**What is needed:** Copy out each line of the listing that has the word "Kürzel" in it.

**Stored records:**
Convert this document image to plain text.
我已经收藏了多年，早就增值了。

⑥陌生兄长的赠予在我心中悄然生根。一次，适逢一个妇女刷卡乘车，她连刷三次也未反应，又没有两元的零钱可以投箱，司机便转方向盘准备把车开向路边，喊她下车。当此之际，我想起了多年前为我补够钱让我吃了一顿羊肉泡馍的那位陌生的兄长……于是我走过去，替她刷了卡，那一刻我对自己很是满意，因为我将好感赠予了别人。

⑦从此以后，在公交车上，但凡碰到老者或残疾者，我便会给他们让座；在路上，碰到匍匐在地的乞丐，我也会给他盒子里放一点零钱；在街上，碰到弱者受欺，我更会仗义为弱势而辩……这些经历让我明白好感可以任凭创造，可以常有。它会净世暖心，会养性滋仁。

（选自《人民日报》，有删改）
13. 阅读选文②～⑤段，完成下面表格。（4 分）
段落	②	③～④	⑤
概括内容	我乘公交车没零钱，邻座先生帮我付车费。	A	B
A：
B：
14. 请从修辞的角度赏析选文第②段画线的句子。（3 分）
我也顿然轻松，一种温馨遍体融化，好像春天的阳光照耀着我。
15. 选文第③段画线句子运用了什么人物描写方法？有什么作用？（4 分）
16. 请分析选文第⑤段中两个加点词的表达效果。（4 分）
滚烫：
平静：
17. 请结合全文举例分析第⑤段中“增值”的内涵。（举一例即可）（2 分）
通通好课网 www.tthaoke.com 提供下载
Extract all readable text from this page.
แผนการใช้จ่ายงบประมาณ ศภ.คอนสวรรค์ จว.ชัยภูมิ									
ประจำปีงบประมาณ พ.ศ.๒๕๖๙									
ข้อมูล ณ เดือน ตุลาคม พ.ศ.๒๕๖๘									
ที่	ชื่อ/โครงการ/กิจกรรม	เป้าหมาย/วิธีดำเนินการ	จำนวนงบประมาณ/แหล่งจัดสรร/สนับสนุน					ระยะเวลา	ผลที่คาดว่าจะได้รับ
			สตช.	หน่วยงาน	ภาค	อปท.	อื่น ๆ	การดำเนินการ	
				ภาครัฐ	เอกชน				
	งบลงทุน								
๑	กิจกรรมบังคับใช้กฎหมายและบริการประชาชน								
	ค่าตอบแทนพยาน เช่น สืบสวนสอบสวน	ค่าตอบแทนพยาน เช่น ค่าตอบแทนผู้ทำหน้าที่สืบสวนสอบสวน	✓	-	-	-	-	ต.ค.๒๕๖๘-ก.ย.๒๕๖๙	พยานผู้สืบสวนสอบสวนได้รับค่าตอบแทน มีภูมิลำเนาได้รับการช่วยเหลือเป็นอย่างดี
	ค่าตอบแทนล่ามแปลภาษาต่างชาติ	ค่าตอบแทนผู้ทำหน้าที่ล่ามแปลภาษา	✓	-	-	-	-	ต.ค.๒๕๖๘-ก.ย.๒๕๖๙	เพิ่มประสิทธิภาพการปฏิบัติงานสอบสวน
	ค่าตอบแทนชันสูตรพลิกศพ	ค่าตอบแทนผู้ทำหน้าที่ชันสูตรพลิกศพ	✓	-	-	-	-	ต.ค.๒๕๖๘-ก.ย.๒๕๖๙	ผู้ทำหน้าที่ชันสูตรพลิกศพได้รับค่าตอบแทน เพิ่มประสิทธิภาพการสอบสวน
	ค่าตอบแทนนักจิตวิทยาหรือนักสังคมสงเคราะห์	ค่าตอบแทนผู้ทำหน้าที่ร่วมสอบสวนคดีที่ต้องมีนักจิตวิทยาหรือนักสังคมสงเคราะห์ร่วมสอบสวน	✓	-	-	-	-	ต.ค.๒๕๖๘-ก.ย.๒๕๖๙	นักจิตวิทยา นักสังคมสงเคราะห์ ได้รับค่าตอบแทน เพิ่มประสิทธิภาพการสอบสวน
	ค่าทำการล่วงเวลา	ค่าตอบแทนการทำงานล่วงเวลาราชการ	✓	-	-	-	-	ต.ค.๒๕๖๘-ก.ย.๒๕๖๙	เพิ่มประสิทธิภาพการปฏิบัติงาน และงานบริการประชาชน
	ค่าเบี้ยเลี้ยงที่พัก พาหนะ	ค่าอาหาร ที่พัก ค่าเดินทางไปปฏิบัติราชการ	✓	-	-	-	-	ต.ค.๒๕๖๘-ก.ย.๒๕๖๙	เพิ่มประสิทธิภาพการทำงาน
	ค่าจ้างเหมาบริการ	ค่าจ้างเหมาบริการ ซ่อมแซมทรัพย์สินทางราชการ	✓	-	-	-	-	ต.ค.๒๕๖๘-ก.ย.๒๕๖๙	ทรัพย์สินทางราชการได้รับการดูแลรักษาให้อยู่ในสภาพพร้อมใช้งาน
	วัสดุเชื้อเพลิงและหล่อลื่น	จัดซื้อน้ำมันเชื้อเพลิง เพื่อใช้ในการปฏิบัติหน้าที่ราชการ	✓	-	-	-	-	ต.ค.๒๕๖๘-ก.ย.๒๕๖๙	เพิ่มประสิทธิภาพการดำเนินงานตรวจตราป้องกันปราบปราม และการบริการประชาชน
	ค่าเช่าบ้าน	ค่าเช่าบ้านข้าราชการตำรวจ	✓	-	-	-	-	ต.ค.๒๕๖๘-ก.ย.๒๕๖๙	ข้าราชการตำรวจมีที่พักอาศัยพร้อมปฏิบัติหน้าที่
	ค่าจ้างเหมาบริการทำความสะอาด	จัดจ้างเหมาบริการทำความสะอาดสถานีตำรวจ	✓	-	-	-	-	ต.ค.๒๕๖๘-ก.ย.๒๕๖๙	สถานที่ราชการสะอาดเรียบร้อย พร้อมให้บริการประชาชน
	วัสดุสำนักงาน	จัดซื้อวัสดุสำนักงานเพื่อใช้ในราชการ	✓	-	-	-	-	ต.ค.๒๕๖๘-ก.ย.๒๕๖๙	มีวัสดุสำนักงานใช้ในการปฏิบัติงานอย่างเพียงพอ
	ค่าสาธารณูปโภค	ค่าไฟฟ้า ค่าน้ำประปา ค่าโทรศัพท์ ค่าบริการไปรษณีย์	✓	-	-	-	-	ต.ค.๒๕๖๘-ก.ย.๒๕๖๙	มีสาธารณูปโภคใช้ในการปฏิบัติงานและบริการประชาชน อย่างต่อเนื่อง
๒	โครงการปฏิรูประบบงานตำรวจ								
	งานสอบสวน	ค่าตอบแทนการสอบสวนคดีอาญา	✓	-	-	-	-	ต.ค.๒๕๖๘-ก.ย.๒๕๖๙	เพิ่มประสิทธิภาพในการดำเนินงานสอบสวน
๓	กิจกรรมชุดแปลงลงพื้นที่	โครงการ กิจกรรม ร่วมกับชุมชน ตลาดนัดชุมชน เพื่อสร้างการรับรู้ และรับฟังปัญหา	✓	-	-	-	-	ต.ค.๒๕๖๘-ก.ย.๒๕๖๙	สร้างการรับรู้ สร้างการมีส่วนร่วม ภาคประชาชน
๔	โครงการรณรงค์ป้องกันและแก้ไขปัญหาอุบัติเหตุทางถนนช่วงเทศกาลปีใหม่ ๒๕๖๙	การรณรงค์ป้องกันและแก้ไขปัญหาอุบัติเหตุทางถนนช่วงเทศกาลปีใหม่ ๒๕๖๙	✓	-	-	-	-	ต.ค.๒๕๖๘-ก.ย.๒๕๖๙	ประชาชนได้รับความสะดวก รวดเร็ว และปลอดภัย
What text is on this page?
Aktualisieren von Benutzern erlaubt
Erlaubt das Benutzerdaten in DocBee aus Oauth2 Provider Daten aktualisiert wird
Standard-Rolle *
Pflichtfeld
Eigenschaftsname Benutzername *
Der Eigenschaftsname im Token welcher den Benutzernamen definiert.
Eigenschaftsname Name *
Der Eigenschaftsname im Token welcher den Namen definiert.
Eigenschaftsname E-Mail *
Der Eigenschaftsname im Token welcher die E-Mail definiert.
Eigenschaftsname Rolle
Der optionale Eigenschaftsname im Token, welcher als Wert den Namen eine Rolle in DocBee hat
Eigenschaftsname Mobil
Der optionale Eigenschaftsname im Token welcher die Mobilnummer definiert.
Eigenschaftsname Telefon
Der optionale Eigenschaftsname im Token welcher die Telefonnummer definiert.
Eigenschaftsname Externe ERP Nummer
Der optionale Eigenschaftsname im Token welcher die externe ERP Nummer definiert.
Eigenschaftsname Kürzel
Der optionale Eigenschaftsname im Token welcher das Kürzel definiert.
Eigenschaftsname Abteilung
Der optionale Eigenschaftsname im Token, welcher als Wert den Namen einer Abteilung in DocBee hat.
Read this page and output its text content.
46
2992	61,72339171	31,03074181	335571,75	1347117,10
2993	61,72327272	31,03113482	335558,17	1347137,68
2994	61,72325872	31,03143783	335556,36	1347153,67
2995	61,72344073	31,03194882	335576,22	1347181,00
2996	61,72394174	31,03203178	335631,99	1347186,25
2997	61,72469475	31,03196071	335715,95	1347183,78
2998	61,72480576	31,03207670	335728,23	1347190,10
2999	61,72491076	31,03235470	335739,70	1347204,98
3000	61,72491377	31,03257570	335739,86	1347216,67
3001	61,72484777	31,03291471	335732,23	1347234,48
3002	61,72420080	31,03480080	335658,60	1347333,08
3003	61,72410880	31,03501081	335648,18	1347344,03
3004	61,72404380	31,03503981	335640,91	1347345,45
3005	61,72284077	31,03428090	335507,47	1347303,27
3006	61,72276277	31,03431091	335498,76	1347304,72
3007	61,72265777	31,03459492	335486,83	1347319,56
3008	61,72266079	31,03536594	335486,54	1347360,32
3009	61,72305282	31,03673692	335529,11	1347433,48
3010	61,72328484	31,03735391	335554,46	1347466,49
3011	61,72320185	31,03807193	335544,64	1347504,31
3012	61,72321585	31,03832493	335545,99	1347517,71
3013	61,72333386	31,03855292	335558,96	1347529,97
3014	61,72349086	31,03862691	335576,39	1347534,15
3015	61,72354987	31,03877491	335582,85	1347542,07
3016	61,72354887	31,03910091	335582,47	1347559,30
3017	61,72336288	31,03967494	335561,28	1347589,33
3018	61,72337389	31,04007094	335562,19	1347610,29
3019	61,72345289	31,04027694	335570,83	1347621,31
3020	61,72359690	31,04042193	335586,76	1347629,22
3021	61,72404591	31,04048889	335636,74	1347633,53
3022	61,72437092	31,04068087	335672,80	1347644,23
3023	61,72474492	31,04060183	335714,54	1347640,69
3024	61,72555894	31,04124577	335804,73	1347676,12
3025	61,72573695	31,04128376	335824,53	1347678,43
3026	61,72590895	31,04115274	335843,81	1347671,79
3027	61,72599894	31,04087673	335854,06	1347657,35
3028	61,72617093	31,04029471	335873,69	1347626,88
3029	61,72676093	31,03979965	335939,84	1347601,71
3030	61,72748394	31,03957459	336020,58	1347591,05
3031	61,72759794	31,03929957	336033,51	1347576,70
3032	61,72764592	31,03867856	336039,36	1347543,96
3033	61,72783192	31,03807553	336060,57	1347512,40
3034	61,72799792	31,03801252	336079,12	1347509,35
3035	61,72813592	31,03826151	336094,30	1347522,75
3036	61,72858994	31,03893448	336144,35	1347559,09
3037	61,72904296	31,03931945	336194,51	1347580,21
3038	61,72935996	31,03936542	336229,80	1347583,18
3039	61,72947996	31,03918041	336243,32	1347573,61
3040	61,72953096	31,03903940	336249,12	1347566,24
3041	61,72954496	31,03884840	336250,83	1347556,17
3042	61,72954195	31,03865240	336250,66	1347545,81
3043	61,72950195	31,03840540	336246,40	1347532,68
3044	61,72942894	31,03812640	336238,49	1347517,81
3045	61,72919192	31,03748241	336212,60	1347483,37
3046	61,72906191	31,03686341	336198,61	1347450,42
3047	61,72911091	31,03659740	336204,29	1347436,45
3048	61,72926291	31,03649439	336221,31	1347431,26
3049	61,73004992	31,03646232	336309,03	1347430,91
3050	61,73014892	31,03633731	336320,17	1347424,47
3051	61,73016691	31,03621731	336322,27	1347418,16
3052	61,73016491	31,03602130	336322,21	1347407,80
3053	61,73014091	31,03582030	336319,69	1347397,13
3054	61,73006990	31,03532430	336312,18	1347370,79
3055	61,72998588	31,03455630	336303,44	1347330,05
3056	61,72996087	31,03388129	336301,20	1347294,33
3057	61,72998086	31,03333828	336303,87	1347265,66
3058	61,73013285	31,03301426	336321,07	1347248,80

**Output of the exercise:**
Eigenschaftsname Kürzel
Der optionale Eigenschaftsname im Token welcher das Kürzel definiert.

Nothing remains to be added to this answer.